- [Extracted material]
###

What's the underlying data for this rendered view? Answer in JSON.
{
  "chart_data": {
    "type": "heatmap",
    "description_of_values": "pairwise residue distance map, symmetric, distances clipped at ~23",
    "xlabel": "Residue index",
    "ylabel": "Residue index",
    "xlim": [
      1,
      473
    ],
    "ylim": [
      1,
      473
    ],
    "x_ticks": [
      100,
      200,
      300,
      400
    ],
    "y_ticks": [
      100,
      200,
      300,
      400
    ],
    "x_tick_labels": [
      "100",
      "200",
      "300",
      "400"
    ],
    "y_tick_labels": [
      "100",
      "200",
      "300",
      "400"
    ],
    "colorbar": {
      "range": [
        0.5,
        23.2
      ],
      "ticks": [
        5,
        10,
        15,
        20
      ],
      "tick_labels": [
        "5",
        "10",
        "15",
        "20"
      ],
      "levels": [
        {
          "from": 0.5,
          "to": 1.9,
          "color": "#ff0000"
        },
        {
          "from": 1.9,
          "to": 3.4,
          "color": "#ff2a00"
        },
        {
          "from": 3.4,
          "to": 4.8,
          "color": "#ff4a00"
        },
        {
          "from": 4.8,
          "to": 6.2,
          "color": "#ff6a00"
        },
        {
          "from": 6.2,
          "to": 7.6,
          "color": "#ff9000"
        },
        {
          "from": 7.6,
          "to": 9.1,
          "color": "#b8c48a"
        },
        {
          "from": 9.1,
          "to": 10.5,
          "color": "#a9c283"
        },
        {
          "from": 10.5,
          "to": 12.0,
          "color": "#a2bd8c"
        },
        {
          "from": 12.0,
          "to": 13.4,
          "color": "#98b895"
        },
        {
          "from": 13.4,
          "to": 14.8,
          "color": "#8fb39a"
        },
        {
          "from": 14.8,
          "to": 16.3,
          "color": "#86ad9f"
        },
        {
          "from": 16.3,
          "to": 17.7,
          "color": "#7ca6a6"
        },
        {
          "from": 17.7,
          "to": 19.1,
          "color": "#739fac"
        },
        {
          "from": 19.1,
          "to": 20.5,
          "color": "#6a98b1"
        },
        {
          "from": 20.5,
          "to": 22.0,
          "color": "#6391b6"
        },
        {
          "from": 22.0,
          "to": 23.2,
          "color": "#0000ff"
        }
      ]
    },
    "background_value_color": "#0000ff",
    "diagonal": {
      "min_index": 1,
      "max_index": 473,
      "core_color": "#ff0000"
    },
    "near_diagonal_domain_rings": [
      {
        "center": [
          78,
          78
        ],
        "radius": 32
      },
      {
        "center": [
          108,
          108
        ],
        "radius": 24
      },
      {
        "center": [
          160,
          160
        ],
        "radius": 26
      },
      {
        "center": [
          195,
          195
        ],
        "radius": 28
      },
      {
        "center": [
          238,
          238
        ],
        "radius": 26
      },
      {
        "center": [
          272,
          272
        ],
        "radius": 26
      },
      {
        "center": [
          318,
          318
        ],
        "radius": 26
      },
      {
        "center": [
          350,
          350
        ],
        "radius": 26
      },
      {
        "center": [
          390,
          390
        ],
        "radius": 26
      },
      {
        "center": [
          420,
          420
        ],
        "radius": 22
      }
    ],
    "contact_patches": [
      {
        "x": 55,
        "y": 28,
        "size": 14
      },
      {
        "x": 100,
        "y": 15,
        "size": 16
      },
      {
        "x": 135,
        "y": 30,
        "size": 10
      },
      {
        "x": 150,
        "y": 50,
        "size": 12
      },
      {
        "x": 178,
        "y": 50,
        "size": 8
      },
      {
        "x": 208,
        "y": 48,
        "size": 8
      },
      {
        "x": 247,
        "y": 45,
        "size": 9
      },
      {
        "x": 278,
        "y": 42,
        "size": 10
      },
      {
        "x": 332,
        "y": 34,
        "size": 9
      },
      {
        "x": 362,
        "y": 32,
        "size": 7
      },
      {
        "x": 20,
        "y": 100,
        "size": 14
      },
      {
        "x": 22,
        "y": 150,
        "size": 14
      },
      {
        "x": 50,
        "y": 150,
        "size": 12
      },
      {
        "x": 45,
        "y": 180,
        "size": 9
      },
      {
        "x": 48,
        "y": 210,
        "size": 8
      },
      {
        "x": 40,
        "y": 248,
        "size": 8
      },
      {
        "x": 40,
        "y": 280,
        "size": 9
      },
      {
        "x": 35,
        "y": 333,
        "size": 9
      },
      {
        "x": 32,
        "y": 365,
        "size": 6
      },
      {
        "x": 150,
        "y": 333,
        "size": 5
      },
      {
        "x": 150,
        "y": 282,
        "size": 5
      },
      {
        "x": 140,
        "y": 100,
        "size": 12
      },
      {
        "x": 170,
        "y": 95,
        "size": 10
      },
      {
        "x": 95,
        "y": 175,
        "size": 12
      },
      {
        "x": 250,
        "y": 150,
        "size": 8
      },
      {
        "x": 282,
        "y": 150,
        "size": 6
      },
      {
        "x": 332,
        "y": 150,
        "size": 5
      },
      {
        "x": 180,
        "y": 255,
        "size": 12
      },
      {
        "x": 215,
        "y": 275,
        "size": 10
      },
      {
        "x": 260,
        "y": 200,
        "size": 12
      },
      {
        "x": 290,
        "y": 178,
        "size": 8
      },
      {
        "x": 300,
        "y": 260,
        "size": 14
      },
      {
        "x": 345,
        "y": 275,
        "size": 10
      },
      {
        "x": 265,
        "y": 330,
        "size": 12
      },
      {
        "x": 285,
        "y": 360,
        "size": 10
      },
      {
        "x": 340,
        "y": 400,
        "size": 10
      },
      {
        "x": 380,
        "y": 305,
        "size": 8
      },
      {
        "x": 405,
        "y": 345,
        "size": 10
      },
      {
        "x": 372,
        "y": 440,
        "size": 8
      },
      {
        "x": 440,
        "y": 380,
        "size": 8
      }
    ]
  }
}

###

- [Task prompt] Above are some records; extract every one of them exactly.

- [Complete response]
What's the underlying data for this rendered view? Answer in JSON.
{
  "chart_data": {
    "type": "heatmap",
    "description_of_values": "pairwise residue distance map, symmetric, distances clipped at ~23",
    "xlabel": "Residue index",
    "ylabel": "Residue index",
    "xlim": [
      1,
      473
    ],
    "ylim": [
      1,
      473
    ],
    "x_ticks": [
      100,
      200,
      300,
      400
    ],
    "y_ticks": [
      100,
      200,
      300,
      400
    ],
    "x_tick_labels": [
      "100",
      "200",
      "300",
      "400"
    ],
    "y_tick_labels": [
      "100",
      "200",
      "300",
      "400"
    ],
    "colorbar": {
      "range": [
        0.5,
        23.2
      ],
      "ticks": [
        5,
        10,
        15,
        20
      ],
      "tick_labels": [
        "5",
        "10",
        "15",
        "20"
      ],
      "levels": [
        {
          "from": 0.5,
          "to": 1.9,
          "color": "#ff0000"
        },
        {
          "from": 1.9,
          "to": 3.4,
          "color": "#ff2a00"
        },
        {
          "from": 3.4,
          "to": 4.8,
          "color": "#ff4a00"
        },
        {
          "from": 4.8,
          "to": 6.2,
          "color": "#ff6a00"
        },
        {
          "from": 6.2,
          "to": 7.6,
          "color": "#ff9000"
        },
        {
          "from": 7.6,
          "to": 9.1,
          "color": "#b8c48a"
        },
        {
          "from": 9.1,
          "to": 10.5,
          "color": "#a9c283"
        },
        {
          "from": 10.5,
          "to": 12.0,
          "color": "#a2bd8c"
        },
        {
          "from": 12.0,
          "to": 13.4,
          "color": "#98b895"
        },
        {
          "from": 13.4,
          "to": 14.8,
          "color": "#8fb39a"
        },
        {
          "from": 14.8,
          "to": 16.3,
          "color": "#86ad9f"
        },
        {
          "from": 16.3,
          "to": 17.7,
          "color": "#7ca6a6"
        },
        {
          "from": 17.7,
          "to": 19.1,
          "color": "#739fac"
        },
        {
          "from": 19.1,
          "to": 20.5,
          "color": "#6a98b1"
        },
        {
          "from": 20.5,
          "to": 22.0,
          "color": "#6391b6"
        },
        {
          "from": 22.0,
          "to": 23.2,
          "color": "#0000ff"
        }
      ]
    },
    "background_value_color": "#0000ff",
    "diagonal": {
      "min_index": 1,
      "max_index": 473,
      "core_color": "#ff0000"
    },
    "near_diagonal_domain_rings": [
      {
        "center": [
          78,
          78
        ],
        "radius": 32
      },
      {
        "center": [
          108,
          108
        ],
        "radius": 24
      },
      {
        "center": [
          160,
          160
        ],
        "radius": 26
      },
      {
        "center": [
          195,
          195
        ],
        "radius": 28
      },
      {
        "center": [
          238,
          238
        ],
        "radius": 26
      },
      {
        "center": [
          272,
          272
        ],
        "radius": 26
      },
      {
        "center": [
          318,
          318
        ],
        "radius": 26
      },
      {
        "center": [
          350,
          350
        ],
        "radius": 26
      },
      {
        "center": [
          390,
          390
        ],
        "radius": 26
      },
      {
        "center": [
          420,
          420
        ],
        "radius": 22
      }
    ],
    "contact_patches": [
      {
        "x": 55,
        "y": 28,
        "size": 14
      },
      {
        "x": 100,
        "y": 15,
        "size": 16
      },
      {
        "x": 135,
        "y": 30,
        "size": 10
      },
      {
        "x": 150,
        "y": 50,
        "size": 12
      },
      {
        "x": 178,
        "y": 50,
        "size": 8
      },
      {
        "x": 208,
        "y": 48,
        "size": 8
      },
      {
        "x": 247,
        "y": 45,
        "size": 9
      },
      {
        "x": 278,
        "y": 42,
        "size": 10
      },
      {
        "x": 332,
        "y": 34,
        "size": 9
      },
      {
        "x": 362,
        "y": 32,
        "size": 7
      },
      {
        "x": 20,
        "y": 100,
        "size": 14
      },
      {
        "x": 22,
        "y": 150,
        "size": 14
      },
      {
        "x": 50,
        "y": 150,
        "size": 12
      },
      {
        "x": 45,
        "y": 180,
        "size": 9
      },
      {
        "x": 48,
        "y": 210,
        "size": 8
      },
      {
        "x": 40,
        "y": 248,
        "size": 8
      },
      {
        "x": 40,
        "y": 280,
        "size": 9
      },
      {
        "x": 35,
        "y": 333,
        "size": 9
      },
      {
        "x": 32,
        "y": 365,
        "size": 6
      },
      {
        "x": 150,
        "y": 333,
        "size": 5
      },
      {
        "x": 150,
        "y": 282,
        "size": 5
      },
      {
        "x": 140,
        "y": 100,
        "size": 12
      },
      {
        "x": 170,
        "y": 95,
        "size": 10
      },
      {
        "x": 95,
        "y": 175,
        "size": 12
      },
      {
        "x": 250,
        "y": 150,
        "size": 8
      },
      {
        "x": 282,
        "y": 150,
        "size": 6
      },
      {
        "x": 332,
        "y": 150,
        "size": 5
      },
      {
        "x": 180,
        "y": 255,
        "size": 12
      },
      {
        "x": 215,
        "y": 275,
        "size": 10
      },
      {
        "x": 260,
        "y": 200,
        "size": 12
      },
      {
        "x": 290,
        "y": 178,
        "size": 8
      },
      {
        "x": 300,
        "y": 260,
        "size": 14
      },
      {
        "x": 345,
        "y": 275,
        "size": 10
      },
      {
        "x": 265,
        "y": 330,
        "size": 12
      },
      {
        "x": 285,
        "y": 360,
        "size": 10
      },
      {
        "x": 340,
        "y": 400,
        "size": 10
      },
      {
        "x": 380,
        "y": 305,
        "size": 8
      },
      {
        "x": 405,
        "y": 345,
        "size": 10
      },
      {
        "x": 372,
        "y": 440,
        "size": 8
      },
      {
        "x": 440,
        "y": 380,
        "size": 8
      }
    ]
  }
}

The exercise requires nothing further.